┏━━
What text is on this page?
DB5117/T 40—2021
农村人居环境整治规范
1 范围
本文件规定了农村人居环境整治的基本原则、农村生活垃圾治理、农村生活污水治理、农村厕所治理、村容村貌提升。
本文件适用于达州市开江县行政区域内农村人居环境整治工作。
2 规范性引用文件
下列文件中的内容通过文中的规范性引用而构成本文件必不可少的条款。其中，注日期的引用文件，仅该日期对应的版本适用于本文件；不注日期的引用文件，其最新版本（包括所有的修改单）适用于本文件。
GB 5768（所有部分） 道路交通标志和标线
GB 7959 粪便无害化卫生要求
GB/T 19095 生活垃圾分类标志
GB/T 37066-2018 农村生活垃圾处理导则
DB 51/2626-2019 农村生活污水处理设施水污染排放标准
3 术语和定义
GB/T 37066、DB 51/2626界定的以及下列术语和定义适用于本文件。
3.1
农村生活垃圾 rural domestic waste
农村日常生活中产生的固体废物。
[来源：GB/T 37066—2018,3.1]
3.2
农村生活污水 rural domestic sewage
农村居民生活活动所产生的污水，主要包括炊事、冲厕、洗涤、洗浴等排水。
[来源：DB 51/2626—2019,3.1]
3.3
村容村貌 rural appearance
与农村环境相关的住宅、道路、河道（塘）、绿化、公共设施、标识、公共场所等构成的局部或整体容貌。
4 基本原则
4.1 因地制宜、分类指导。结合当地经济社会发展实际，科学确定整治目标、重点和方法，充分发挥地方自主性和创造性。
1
┗━━
**Task to carry out**
Repeat the material above in full, keeping every word.

**Solution to this problem**
What text is on this page?
DB5117/T 40—2021
农村人居环境整治规范
1 范围
本文件规定了农村人居环境整治的基本原则、农村生活垃圾治理、农村生活污水治理、农村厕所治理、村容村貌提升。
本文件适用于达州市开江县行政区域内农村人居环境整治工作。
2 规范性引用文件
下列文件中的内容通过文中的规范性引用而构成本文件必不可少的条款。其中，注日期的引用文件，仅该日期对应的版本适用于本文件；不注日期的引用文件，其最新版本（包括所有的修改单）适用于本文件。
GB 5768（所有部分） 道路交通标志和标线
GB 7959 粪便无害化卫生要求
GB/T 19095 生活垃圾分类标志
GB/T 37066-2018 农村生活垃圾处理导则
DB 51/2626-2019 农村生活污水处理设施水污染排放标准
3 术语和定义
GB/T 37066、DB 51/2626界定的以及下列术语和定义适用于本文件。
3.1
农村生活垃圾 rural domestic waste
农村日常生活中产生的固体废物。
[来源：GB/T 37066—2018,3.1]
3.2
农村生活污水 rural domestic sewage
农村居民生活活动所产生的污水，主要包括炊事、冲厕、洗涤、洗浴等排水。
[来源：DB 51/2626—2019,3.1]
3.3
村容村貌 rural appearance
与农村环境相关的住宅、道路、河道（塘）、绿化、公共设施、标识、公共场所等构成的局部或整体容貌。
4 基本原则
4.1 因地制宜、分类指导。结合当地经济社会发展实际，科学确定整治目标、重点和方法，充分发挥地方自主性和创造性。
1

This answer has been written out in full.